*Kutipan dokumen*.
>>>
Bahkan, klien ada yang meminta salah satu indikatornya adalah zero incident
(kecelakaan nihil) di lingkungan kerjanya. “Di salah satu perusahaan minyak,
indeks kecelakaan dinilai 30%. Artinya, kalau ada satu kecelakaan maka kami
dipotong biaya 30%,” katanya mencontohkan.
Mengenai
jenjang karier, Poempida membeberkan, ada lima tingkatan karier satpam di USI,
yaitu: security guard, leader, group leader, supervisor, dan security manager.
“Untuk mencapai security manager, seorang satpam biasanya membutuhkan waktu
selama 10 tahun,” ujarnya. Ditambahkannya, ada posisi yang disebut project
manager. Umumnya mereka adalah mantan TNI atau Polri. “Project manager ini
lebih fokus kepada pengembangan bisnis perusahaan dengan mencari project dan
klien baru,” lanjutnya. Project manager dibutuhkan pengalaman lebih dari 15
tahun di dunia keamanan.
<<<
*Data*.
>>>
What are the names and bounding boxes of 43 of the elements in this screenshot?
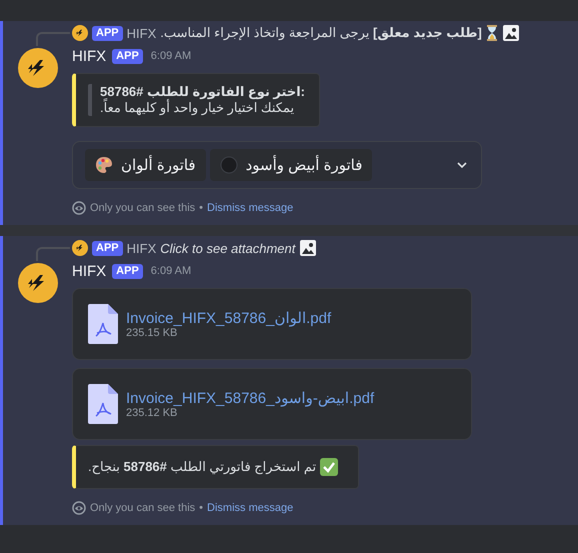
embed-title: اختر نوع الفاتورة للطلب #58786: (100, 84, 305, 100)
timestamp: 6:09 AM (150, 50, 192, 62)
app-badge: APP (92, 240, 123, 256)
file-size: 235.15 KB (126, 327, 178, 339)
visibility-note: Only you can see this (90, 202, 196, 214)
image-icon (299, 239, 318, 257)
app-badge: APP (92, 26, 123, 40)
image-icon (502, 24, 520, 42)
dismiss-link[interactable]: Dismiss message (207, 502, 294, 514)
file-size: 235.12 KB (126, 407, 178, 419)
avatar-icon (18, 48, 58, 88)
selected-option[interactable]: فاتورة أبيض وأسود (210, 149, 372, 181)
app-badge: APP (112, 48, 143, 64)
reply-author[interactable]: HIFX (126, 26, 156, 40)
check-icon (320, 458, 338, 476)
separator-dot: • (199, 502, 204, 514)
hourglass-icon (486, 24, 498, 42)
select-menu[interactable]: فاتورة أبيض وأسود فاتورة ألوان (72, 141, 482, 189)
eye-icon (72, 201, 86, 215)
pdf-file-icon (88, 304, 118, 344)
pdf-file-icon (88, 384, 118, 424)
dark-circle-icon (220, 156, 238, 174)
visibility-note: Only you can see this (90, 502, 196, 514)
avatar-icon (72, 25, 88, 41)
eye-icon (72, 501, 86, 515)
reply-connector (36, 247, 70, 261)
reply-preview[interactable]: Click to see attachment (160, 240, 296, 256)
timestamp: 6:09 AM (150, 265, 192, 277)
palette-icon (95, 156, 113, 174)
dismiss-link[interactable]: Dismiss message (207, 202, 294, 214)
author-name[interactable]: HIFX (72, 262, 106, 280)
author-name[interactable]: HIFX (72, 48, 106, 64)
file-link[interactable]: Invoice_HIFX_58786_الوان.pdf (126, 309, 332, 327)
reply-author[interactable]: HIFX (126, 240, 156, 256)
selected-option[interactable]: فاتورة ألوان (85, 149, 206, 181)
embed-description: يمكنك اختيار خيار واحد أو كليهما معاً. (100, 100, 294, 116)
reply-connector (36, 32, 70, 46)
app-badge: APP (112, 264, 143, 278)
avatar-icon (18, 263, 58, 303)
separator-dot: • (199, 202, 204, 214)
reply-preview[interactable]: [طلب جديد معلق] يرجى المراجعة واتخاذ الإجراء المناسب. (160, 25, 482, 41)
file-link[interactable]: Invoice_HIFX_58786_ابيض-واسود.pdf (126, 389, 374, 407)
avatar-icon (72, 240, 88, 256)
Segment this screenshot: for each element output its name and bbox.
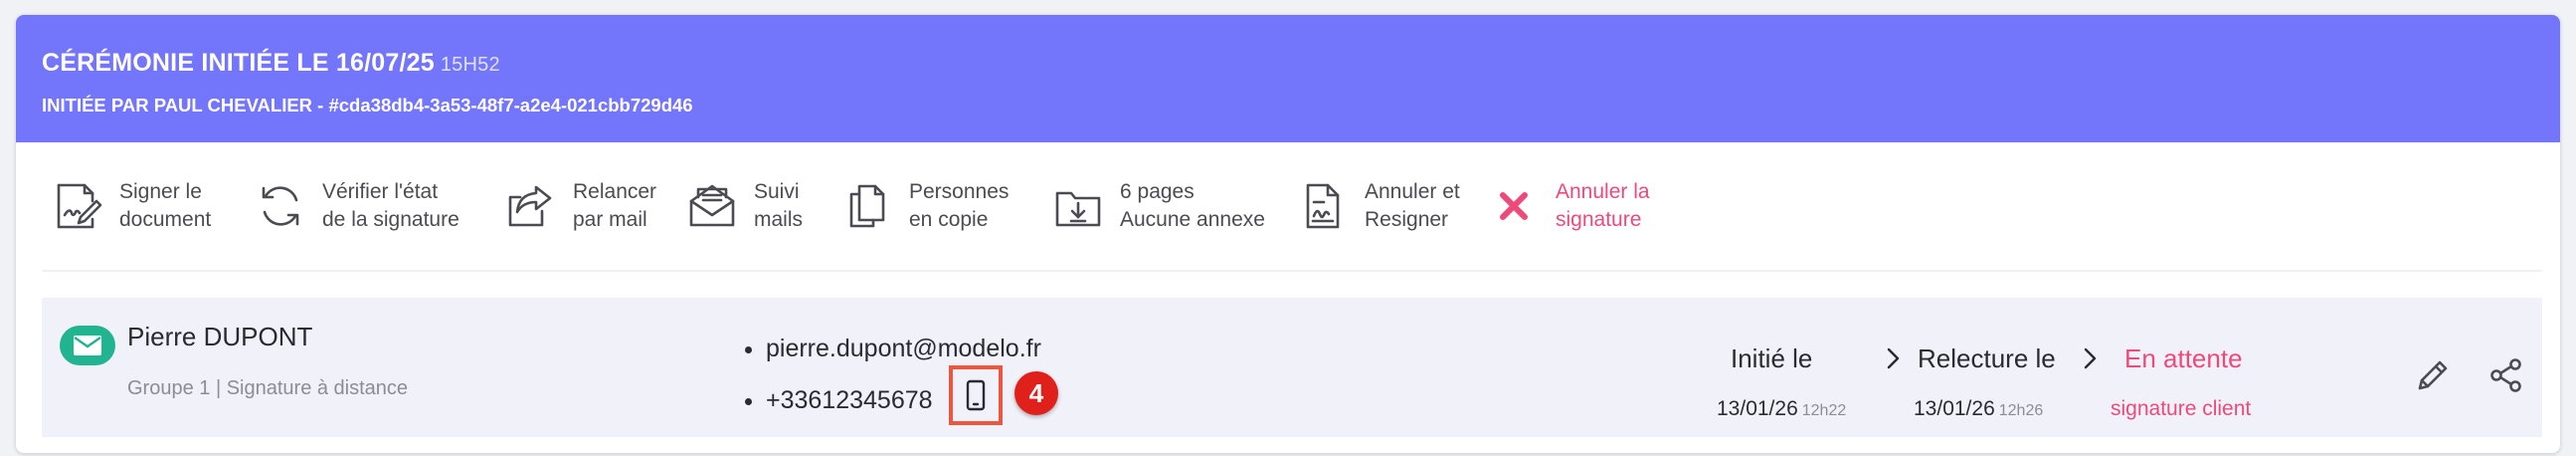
envelope-icon [74,336,101,355]
cancel-signature-button[interactable]: Annuler la signature [1486,176,1650,236]
refresh-icon [253,178,308,234]
sign-document-icon [50,178,105,234]
cancel-signature-label: Annuler la signature [1556,180,1650,231]
share-icon [2490,358,2521,392]
mobile-phone-button[interactable] [949,365,1003,425]
ceremony-card: CÉRÉMONIE INITIÉE LE 16/07/25 15H52 INITI… [16,15,2560,453]
step-marker: 4 [1014,371,1058,415]
cc-people-label: Personnes en copie [909,180,1010,231]
chevron-right-icon [2084,347,2097,369]
document-signature-icon [1295,178,1351,234]
divider [42,270,2542,272]
ceremony-title: CÉRÉMONIE INITIÉE LE 16/07/25 15H52 [42,49,500,77]
resend-mail-label: Relancer par mail [573,180,657,231]
share-forward-icon [503,178,559,234]
mobile-phone-icon [966,379,986,411]
check-signature-status-button[interactable]: Vérifier l'état de la signature [253,176,460,236]
check-signature-status-label: Vérifier l'état de la signature [322,180,460,231]
action-toolbar: Signer le document Vérifier l'état de la s… [16,142,2560,272]
step-initiated-date: 13/01/26 12h22 [1717,397,1847,420]
mail-tracking-button[interactable]: Suivi mails [684,176,803,236]
sign-document-button[interactable]: Signer le document [50,176,211,236]
open-envelope-icon [684,178,740,234]
ceremony-initiator: INITIÉE PAR PAUL CHEVALIER - #cda38db4-3… [42,95,693,115]
email-badge [60,326,115,365]
step-initiated-label: Initié le [1731,343,1813,373]
resend-mail-button[interactable]: Relancer par mail [503,176,656,236]
share-button[interactable] [2486,355,2526,395]
copy-icon [839,178,895,234]
ceremony-header: CÉRÉMONIE INITIÉE LE 16/07/25 15H52 INITI… [16,15,2560,142]
pencil-icon [2418,360,2448,390]
step-review-label: Relecture le [1918,343,2056,373]
step-pending-label: En attente [2124,343,2243,373]
close-x-icon [1486,178,1542,234]
mail-tracking-label: Suivi mails [754,180,804,231]
cancel-and-resign-label: Annuler et Resigner [1365,180,1460,231]
cc-people-button[interactable]: Personnes en copie [839,176,1009,236]
chevron-right-icon [1887,347,1900,369]
signer-name: Pierre DUPONT [127,322,313,351]
signer-row: Pierre DUPONT Groupe 1 | Signature à dis… [42,298,2542,437]
cancel-and-resign-button[interactable]: Annuler et Resigner [1295,176,1460,236]
edit-button[interactable] [2413,355,2453,395]
document-pages-label: 6 pages Aucune annexe [1120,180,1265,231]
folder-download-icon [1050,178,1106,234]
signer-group: Groupe 1 | Signature à distance [127,377,409,399]
sign-document-label: Signer le document [119,180,212,231]
document-pages-button[interactable]: 6 pages Aucune annexe [1050,176,1265,236]
step-review-date: 13/01/26 12h26 [1914,397,2044,420]
step-pending-sub: signature client [2111,397,2252,420]
ceremony-time: 15H52 [440,54,500,76]
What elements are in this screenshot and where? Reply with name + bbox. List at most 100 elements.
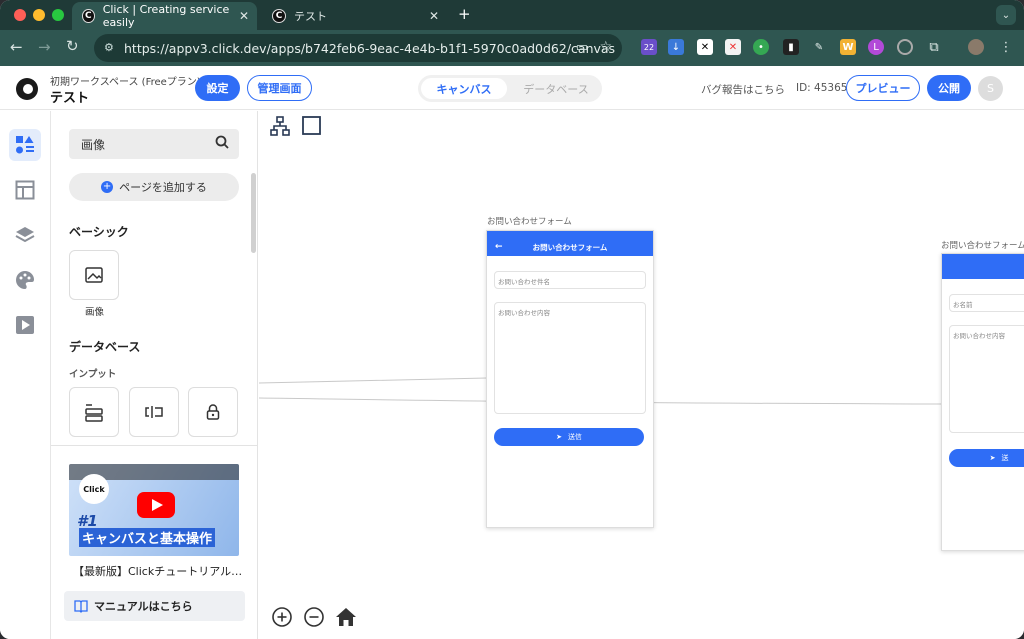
<<<
*Tugas*. Teruskan kutipan tentang jenjang karier satpam di USI, dimulai setelah kalimat terakhirnya.

*Jawaban*.
Paskal
menilai, kompetensi tenaga security digolongkan dalam tiga tingkatan, yaitu
Gada Pratama, Gada Madya, dan Gada Utama. Gada Pratama merupakan satpam yang
memiliki pengetahuan dan keterampilan dasar sebagai pelaksana tugas satpam.
Gada Pratama diberikan pelatihan dengan menggunakan pola minimal 232 jam
pelajaran.
Sementara
Gada Madya merupakan anggota satpam yang memiliki pengetahuan dan keterampilan
manajerial tingkat dasar dengan kualifikasi supervisor petugas satpam.
“Pelatihan Gada Madya dilaksanakan menggunakan pola minimal 160 jam pelajaran,
dan penambahan jam disesuaikan dengan kebutuhan perkembangan industrial
security,” ungkap Paskal.
Sedangkan
Gada Utama, merupakan satpam yang memiliki pengetahuan serta keterampilan
sebagai manajer atau chief security dengan kemampuan melakukan analisis tugas
dan kegiatan, kemampuan mengelola sumber daya serta pemecahan masalah dalam
lingkup tugas dan tanggung jawabnya. Pelatihan Gada Utama dilaksanakan minimal
menggunakan pola 100 jam pelajaran. “Untuk kegiatan pelatihan Gada Utama harus
dilakukan di Mabes Polri,” tegasnya.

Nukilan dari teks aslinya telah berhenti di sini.